====== Data shown

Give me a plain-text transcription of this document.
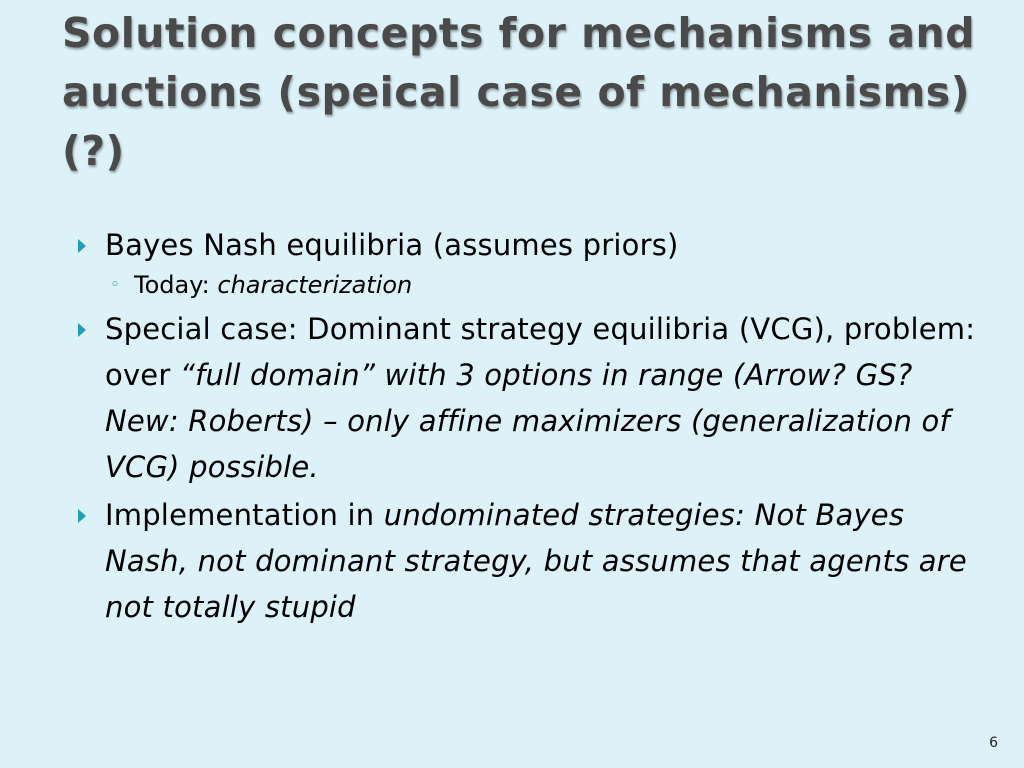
Solution concepts for mechanisms and auctions (speical case of mechanisms) (?)
Bayes Nash equilibria (assumes priors)
◦ Today: characterization
Special case: Dominant strategy equilibria (VCG), problem: over “full domain” with 3 options in range (Arrow? GS? New: Roberts) – only affine maximizers (generalization of VCG) possible.
Implementation in undominated strategies: Not Bayes Nash, not dominant strategy, but assumes that agents are not totally stupid
6
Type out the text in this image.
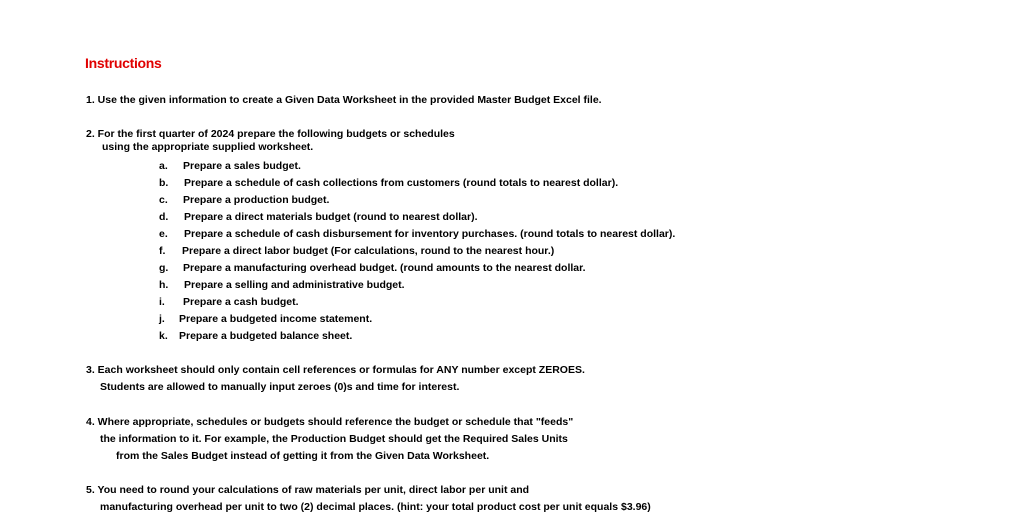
Instructions
1. Use the given information to create a Given Data Worksheet in the provided Master Budget Excel file.
2. For the first quarter of 2024 prepare the following budgets or schedules
using the appropriate supplied worksheet.
a. Prepare a sales budget.
b. Prepare a schedule of cash collections from customers (round totals to nearest dollar).
c. Prepare a production budget.
d. Prepare a direct materials budget (round to nearest dollar).
e. Prepare a schedule of cash disbursement for inventory purchases. (round totals to nearest dollar).
f. Prepare a direct labor budget (For calculations, round to the nearest hour.)
g. Prepare a manufacturing overhead budget. (round amounts to the nearest dollar.
h. Prepare a selling and administrative budget.
i. Prepare a cash budget.
j. Prepare a budgeted income statement.
k. Prepare a budgeted balance sheet.
3. Each worksheet should only contain cell references or formulas for ANY number except ZEROES.
Students are allowed to manually input zeroes (0)s and time for interest.
4. Where appropriate, schedules or budgets should reference the budget or schedule that "feeds"
the information to it. For example, the Production Budget should get the Required Sales Units
from the Sales Budget instead of getting it from the Given Data Worksheet.
5. You need to round your calculations of raw materials per unit, direct labor per unit and
manufacturing overhead per unit to two (2) decimal places. (hint: your total product cost per unit equals $3.96)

============

Without including any pictures, print each record exactly.

Give me a plain-text transcription of this document.
Solution concepts for mechanisms and auctions (speical case of mechanisms) (?)
Bayes Nash equilibria (assumes priors)
◦ Today: characterization
Special case: Dominant strategy equilibria (VCG), problem: over “full domain” with 3 options in range (Arrow? GS? New: Roberts) – only affine maximizers (generalization of VCG) possible.
Implementation in undominated strategies: Not Bayes Nash, not dominant strategy, but assumes that agents are not totally stupid
6
Type out the text in this image.
Instructions
1. Use the given information to create a Given Data Worksheet in the provided Master Budget Excel file.
2. For the first quarter of 2024 prepare the following budgets or schedules
using the appropriate supplied worksheet.
a. Prepare a sales budget.
b. Prepare a schedule of cash collections from customers (round totals to nearest dollar).
c. Prepare a production budget.
d. Prepare a direct materials budget (round to nearest dollar).
e. Prepare a schedule of cash disbursement for inventory purchases. (round totals to nearest dollar).
f. Prepare a direct labor budget (For calculations, round to the nearest hour.)
g. Prepare a manufacturing overhead budget. (round amounts to the nearest dollar.
h. Prepare a selling and administrative budget.
i. Prepare a cash budget.
j. Prepare a budgeted income statement.
k. Prepare a budgeted balance sheet.
3. Each worksheet should only contain cell references or formulas for ANY number except ZEROES.
Students are allowed to manually input zeroes (0)s and time for interest.
4. Where appropriate, schedules or budgets should reference the budget or schedule that "feeds"
the information to it. For example, the Production Budget should get the Required Sales Units
from the Sales Budget instead of getting it from the Given Data Worksheet.
5. You need to round your calculations of raw materials per unit, direct labor per unit and
manufacturing overhead per unit to two (2) decimal places. (hint: your total product cost per unit equals $3.96)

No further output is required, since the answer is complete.